INSTRUCTION:
Tally the lines containing the word "name" and give the total alone.

DATA IN THIS EXERCISE:
-- start --

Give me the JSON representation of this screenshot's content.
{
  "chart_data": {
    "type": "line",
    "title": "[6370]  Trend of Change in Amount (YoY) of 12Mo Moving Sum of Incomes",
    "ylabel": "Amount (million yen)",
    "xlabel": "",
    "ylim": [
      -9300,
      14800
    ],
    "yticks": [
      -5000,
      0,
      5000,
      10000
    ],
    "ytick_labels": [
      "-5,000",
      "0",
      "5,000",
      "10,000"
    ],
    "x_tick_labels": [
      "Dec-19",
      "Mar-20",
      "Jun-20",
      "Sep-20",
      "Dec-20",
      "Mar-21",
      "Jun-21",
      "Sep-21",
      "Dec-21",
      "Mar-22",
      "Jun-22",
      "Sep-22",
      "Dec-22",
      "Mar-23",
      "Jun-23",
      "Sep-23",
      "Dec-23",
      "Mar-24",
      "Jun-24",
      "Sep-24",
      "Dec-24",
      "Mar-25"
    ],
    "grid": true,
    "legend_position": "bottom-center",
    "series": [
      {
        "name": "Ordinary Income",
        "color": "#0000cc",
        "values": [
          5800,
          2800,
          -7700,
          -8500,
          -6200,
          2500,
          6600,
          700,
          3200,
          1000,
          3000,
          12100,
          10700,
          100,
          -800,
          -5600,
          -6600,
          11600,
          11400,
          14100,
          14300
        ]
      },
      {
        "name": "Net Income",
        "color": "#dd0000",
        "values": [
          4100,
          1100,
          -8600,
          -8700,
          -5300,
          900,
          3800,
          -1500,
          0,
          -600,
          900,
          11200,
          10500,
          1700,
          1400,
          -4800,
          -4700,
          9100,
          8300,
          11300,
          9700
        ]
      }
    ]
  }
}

-- end --

RESULT OF THIS EXERCISE:
2